<<<<
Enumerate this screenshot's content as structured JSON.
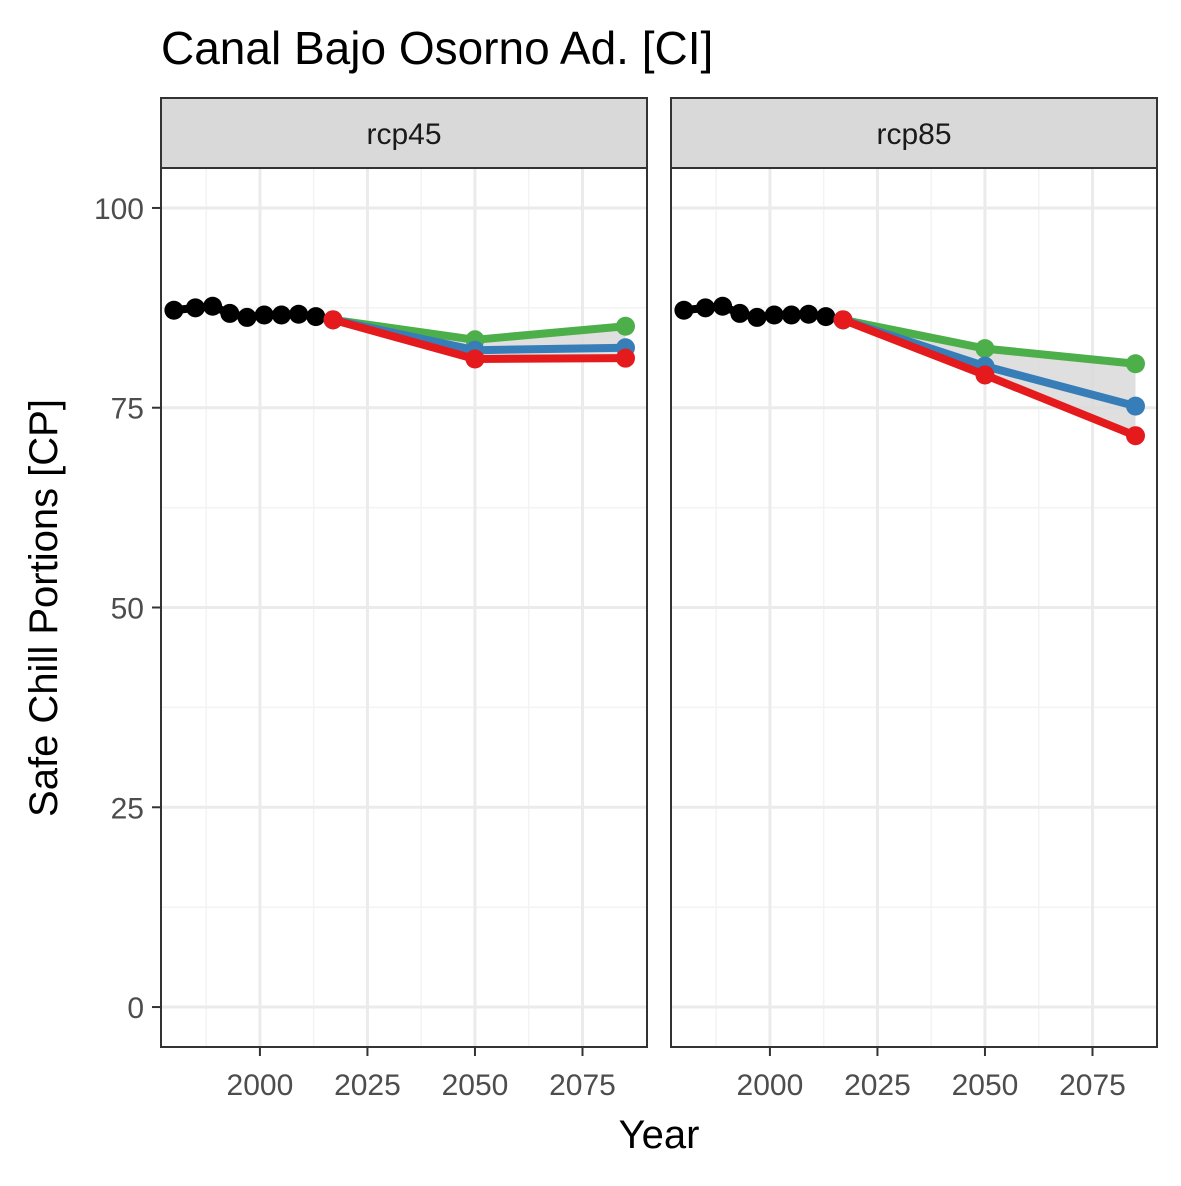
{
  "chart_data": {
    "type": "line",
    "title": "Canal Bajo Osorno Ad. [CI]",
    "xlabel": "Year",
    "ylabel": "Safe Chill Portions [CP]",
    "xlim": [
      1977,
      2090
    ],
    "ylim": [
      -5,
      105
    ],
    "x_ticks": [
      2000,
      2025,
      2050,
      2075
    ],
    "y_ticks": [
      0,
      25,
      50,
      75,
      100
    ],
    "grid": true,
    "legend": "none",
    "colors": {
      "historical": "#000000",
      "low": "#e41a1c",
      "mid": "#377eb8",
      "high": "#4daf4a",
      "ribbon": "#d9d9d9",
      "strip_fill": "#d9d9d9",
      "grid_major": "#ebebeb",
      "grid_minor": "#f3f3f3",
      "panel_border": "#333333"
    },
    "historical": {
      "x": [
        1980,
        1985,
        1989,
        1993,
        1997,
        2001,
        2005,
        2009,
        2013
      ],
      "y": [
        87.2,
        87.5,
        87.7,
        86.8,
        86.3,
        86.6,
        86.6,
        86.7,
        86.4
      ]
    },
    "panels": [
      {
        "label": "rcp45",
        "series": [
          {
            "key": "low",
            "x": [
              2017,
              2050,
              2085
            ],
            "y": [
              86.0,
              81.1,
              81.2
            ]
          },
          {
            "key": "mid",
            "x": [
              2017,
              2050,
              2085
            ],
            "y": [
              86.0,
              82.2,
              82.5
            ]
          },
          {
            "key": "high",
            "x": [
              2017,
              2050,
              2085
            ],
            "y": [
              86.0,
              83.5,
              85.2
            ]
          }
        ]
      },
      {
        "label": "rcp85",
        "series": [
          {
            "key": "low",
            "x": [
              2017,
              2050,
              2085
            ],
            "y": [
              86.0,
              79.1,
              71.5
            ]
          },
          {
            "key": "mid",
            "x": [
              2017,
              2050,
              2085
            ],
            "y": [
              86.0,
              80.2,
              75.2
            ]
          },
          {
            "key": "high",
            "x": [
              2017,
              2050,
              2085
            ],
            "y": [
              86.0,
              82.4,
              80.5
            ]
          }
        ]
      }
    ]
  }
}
>>>>
## Exercise objective
Keep the pictures out and write out the records exactly.

## Response below
Enumerate this screenshot's content as structured JSON.
{
  "chart_data": {
    "type": "line",
    "title": "Canal Bajo Osorno Ad. [CI]",
    "xlabel": "Year",
    "ylabel": "Safe Chill Portions [CP]",
    "xlim": [
      1977,
      2090
    ],
    "ylim": [
      -5,
      105
    ],
    "x_ticks": [
      2000,
      2025,
      2050,
      2075
    ],
    "y_ticks": [
      0,
      25,
      50,
      75,
      100
    ],
    "grid": true,
    "legend": "none",
    "colors": {
      "historical": "#000000",
      "low": "#e41a1c",
      "mid": "#377eb8",
      "high": "#4daf4a",
      "ribbon": "#d9d9d9",
      "strip_fill": "#d9d9d9",
      "grid_major": "#ebebeb",
      "grid_minor": "#f3f3f3",
      "panel_border": "#333333"
    },
    "historical": {
      "x": [
        1980,
        1985,
        1989,
        1993,
        1997,
        2001,
        2005,
        2009,
        2013
      ],
      "y": [
        87.2,
        87.5,
        87.7,
        86.8,
        86.3,
        86.6,
        86.6,
        86.7,
        86.4
      ]
    },
    "panels": [
      {
        "label": "rcp45",
        "series": [
          {
            "key": "low",
            "x": [
              2017,
              2050,
              2085
            ],
            "y": [
              86.0,
              81.1,
              81.2
            ]
          },
          {
            "key": "mid",
            "x": [
              2017,
              2050,
              2085
            ],
            "y": [
              86.0,
              82.2,
              82.5
            ]
          },
          {
            "key": "high",
            "x": [
              2017,
              2050,
              2085
            ],
            "y": [
              86.0,
              83.5,
              85.2
            ]
          }
        ]
      },
      {
        "label": "rcp85",
        "series": [
          {
            "key": "low",
            "x": [
              2017,
              2050,
              2085
            ],
            "y": [
              86.0,
              79.1,
              71.5
            ]
          },
          {
            "key": "mid",
            "x": [
              2017,
              2050,
              2085
            ],
            "y": [
              86.0,
              80.2,
              75.2
            ]
          },
          {
            "key": "high",
            "x": [
              2017,
              2050,
              2085
            ],
            "y": [
              86.0,
              82.4,
              80.5
            ]
          }
        ]
      }
    ]
  }
}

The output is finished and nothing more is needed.